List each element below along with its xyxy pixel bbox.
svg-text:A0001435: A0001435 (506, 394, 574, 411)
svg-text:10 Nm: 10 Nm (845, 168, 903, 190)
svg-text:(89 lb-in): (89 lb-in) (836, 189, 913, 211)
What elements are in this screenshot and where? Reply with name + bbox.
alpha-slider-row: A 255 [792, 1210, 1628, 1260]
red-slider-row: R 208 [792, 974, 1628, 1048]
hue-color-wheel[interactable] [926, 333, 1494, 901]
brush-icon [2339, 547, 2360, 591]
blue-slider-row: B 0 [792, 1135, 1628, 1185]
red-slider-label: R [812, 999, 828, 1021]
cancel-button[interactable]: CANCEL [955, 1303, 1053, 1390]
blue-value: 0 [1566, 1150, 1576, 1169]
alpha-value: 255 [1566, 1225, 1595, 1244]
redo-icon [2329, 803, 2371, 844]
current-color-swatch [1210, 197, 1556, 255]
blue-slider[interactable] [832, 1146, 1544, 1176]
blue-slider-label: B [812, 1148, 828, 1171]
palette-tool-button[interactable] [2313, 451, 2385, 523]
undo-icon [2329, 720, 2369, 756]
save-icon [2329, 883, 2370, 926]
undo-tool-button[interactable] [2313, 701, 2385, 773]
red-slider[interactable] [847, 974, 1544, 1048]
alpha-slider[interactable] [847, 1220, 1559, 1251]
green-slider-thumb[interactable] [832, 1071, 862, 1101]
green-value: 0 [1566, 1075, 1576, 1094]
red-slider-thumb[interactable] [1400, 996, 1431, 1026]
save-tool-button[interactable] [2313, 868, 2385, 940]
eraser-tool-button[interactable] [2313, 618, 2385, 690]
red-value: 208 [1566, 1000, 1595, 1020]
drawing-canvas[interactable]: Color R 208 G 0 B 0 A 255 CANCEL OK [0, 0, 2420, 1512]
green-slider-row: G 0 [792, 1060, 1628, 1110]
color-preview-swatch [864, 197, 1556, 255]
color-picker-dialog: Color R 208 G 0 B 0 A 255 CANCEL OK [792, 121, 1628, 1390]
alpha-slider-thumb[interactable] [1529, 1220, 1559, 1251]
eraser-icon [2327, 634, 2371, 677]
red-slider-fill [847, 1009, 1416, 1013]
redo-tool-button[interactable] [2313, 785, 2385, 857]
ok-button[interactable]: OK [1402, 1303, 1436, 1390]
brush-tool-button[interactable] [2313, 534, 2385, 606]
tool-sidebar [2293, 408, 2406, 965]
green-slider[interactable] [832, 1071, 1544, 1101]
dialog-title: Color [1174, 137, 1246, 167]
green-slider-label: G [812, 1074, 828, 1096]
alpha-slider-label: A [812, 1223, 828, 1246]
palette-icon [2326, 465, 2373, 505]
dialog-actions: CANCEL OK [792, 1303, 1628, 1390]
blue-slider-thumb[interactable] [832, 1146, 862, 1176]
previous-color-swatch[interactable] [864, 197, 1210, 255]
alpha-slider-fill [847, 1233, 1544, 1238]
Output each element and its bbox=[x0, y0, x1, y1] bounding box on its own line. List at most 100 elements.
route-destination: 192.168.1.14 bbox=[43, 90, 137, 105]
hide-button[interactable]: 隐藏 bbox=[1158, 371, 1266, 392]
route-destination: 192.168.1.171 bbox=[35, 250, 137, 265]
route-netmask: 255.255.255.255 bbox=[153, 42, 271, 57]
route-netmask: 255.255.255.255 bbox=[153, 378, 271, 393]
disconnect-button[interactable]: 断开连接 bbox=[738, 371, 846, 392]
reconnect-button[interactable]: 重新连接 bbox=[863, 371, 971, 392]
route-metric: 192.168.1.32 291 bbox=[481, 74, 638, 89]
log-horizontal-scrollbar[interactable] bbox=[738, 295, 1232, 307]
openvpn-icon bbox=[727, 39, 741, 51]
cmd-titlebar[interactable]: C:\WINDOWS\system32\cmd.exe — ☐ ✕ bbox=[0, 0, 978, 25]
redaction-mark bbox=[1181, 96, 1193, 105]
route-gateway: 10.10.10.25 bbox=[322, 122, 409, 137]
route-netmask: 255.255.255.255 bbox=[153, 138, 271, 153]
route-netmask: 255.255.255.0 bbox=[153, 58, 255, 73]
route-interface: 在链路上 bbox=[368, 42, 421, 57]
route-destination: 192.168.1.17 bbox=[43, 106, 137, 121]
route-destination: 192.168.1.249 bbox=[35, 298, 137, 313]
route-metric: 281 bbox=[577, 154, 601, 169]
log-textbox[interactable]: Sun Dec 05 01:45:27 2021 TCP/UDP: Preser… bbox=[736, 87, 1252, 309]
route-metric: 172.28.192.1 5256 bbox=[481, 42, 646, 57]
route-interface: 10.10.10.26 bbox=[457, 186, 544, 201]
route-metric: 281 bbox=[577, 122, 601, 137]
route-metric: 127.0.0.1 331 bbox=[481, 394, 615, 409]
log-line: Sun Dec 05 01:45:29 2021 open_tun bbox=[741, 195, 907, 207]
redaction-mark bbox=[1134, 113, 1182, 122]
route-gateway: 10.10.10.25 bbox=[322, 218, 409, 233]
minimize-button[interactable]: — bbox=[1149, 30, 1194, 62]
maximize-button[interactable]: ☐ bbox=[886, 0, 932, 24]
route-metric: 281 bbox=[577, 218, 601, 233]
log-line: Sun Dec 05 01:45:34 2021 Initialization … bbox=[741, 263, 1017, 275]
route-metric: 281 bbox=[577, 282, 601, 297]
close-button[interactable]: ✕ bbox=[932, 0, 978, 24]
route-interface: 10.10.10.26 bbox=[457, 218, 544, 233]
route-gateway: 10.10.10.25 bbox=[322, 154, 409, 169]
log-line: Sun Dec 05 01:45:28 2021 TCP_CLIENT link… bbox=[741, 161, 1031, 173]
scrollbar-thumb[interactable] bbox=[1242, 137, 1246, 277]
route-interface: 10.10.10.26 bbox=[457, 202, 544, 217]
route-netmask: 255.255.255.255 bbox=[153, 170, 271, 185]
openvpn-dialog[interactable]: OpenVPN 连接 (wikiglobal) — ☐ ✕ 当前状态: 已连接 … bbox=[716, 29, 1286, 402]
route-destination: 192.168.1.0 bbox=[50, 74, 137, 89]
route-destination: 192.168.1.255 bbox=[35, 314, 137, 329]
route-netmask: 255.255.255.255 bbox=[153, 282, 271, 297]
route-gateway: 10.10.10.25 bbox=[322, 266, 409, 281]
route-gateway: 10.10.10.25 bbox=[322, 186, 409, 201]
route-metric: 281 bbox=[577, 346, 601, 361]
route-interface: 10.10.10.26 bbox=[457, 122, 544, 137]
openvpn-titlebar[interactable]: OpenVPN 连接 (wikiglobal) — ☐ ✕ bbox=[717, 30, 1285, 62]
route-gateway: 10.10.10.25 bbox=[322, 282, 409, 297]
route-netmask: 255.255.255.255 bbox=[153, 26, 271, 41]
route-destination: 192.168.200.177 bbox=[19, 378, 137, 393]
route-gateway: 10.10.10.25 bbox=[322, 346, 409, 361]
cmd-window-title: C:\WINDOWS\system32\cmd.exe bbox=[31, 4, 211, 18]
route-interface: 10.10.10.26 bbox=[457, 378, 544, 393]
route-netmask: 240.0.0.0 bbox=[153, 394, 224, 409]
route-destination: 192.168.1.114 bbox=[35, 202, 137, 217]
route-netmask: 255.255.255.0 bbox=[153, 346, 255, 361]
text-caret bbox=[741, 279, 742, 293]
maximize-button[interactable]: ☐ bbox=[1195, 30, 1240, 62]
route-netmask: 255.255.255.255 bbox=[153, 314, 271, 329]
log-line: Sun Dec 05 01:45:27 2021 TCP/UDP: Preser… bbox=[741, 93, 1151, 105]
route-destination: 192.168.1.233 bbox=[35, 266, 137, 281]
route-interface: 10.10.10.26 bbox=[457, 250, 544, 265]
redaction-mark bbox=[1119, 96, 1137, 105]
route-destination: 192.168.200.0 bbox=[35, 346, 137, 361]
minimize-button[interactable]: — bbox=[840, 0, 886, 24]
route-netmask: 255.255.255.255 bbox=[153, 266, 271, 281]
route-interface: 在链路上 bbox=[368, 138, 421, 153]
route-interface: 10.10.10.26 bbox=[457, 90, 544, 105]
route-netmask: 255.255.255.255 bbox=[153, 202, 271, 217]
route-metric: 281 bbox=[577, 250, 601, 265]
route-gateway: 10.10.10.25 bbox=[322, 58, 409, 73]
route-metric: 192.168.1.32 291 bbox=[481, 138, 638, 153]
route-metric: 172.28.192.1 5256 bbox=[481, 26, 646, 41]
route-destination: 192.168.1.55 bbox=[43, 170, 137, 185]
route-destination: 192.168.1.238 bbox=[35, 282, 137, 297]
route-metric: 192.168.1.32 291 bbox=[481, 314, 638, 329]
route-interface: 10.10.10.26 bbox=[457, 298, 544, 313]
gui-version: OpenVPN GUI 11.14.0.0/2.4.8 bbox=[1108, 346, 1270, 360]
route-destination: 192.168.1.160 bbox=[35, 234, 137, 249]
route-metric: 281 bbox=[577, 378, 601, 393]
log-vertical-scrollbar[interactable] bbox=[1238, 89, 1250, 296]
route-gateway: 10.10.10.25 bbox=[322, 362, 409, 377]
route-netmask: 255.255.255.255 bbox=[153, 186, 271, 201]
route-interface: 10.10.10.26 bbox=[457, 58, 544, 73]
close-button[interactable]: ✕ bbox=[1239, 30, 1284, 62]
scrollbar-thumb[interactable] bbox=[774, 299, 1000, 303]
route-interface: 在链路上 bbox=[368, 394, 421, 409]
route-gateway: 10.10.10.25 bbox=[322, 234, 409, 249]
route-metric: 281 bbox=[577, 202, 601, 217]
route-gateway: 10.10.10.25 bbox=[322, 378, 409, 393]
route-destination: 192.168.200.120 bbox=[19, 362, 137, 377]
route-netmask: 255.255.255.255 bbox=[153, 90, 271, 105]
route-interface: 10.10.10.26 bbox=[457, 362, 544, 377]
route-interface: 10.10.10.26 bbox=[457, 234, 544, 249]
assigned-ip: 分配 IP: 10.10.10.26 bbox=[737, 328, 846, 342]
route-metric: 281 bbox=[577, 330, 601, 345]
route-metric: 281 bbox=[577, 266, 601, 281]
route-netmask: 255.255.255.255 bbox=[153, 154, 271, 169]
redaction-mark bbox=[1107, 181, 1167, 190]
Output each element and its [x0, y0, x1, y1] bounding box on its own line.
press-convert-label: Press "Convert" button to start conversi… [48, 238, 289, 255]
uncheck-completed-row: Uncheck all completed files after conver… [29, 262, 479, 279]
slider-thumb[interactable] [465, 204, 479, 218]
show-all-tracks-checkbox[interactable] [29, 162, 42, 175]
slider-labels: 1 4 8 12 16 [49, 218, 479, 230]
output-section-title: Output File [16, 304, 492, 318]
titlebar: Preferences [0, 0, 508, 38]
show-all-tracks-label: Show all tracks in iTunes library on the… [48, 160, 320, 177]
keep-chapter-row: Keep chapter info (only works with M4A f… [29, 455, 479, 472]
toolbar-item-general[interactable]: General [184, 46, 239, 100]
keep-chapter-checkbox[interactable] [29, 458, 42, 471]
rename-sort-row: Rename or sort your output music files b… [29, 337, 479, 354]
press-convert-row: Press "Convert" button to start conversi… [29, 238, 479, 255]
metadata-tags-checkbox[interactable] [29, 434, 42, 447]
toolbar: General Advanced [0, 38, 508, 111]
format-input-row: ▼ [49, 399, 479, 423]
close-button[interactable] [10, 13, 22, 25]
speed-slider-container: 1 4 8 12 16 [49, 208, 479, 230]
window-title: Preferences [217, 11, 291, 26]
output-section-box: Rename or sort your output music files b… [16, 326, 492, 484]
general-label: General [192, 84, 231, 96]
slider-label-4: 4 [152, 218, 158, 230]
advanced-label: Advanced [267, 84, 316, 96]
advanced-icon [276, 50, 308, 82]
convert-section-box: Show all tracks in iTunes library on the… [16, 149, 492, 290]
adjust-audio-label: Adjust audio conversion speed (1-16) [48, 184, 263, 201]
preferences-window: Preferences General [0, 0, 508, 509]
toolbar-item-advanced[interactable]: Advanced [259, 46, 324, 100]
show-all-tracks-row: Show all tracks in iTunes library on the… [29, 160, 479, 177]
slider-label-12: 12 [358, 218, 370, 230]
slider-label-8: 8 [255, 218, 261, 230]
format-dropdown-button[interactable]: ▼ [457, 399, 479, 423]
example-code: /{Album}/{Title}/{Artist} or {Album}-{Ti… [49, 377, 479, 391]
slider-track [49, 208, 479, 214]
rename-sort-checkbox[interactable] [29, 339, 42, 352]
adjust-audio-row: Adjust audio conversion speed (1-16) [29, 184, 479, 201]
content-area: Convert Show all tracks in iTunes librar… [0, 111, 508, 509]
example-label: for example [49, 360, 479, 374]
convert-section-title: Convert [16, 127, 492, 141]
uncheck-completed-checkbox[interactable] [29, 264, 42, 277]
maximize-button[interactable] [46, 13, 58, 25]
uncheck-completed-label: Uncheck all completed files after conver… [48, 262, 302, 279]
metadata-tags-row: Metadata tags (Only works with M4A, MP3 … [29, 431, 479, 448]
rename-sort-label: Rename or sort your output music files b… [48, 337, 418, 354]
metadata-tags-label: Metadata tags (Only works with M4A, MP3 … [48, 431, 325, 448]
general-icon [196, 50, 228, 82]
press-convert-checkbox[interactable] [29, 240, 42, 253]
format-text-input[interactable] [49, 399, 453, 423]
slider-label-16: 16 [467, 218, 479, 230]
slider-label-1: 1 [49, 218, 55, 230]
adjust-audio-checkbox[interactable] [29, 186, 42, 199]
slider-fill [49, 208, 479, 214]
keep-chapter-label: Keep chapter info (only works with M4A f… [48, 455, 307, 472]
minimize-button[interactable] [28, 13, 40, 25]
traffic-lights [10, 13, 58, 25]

+-------+

DIRECTIVE:
Can you set down, word for word, the listing above, starting at its very first line and ending at the line containing "alpha-value: 255 [1566, 1225, 1595, 1244]", with both of those lines included?

RESULT BELOW:
List each element below along with its xyxy pixel bbox.
svg-text:A0001435: A0001435 (506, 394, 574, 411)
svg-text:10 Nm: 10 Nm (845, 168, 903, 190)
svg-text:(89 lb-in): (89 lb-in) (836, 189, 913, 211)
What elements are in this screenshot and where? Reply with name + bbox.
alpha-slider-row: A 255 [792, 1210, 1628, 1260]
red-slider-row: R 208 [792, 974, 1628, 1048]
hue-color-wheel[interactable] [926, 333, 1494, 901]
brush-icon [2339, 547, 2360, 591]
blue-slider-row: B 0 [792, 1135, 1628, 1185]
red-slider-label: R [812, 999, 828, 1021]
cancel-button[interactable]: CANCEL [955, 1303, 1053, 1390]
blue-value: 0 [1566, 1150, 1576, 1169]
alpha-value: 255 [1566, 1225, 1595, 1244]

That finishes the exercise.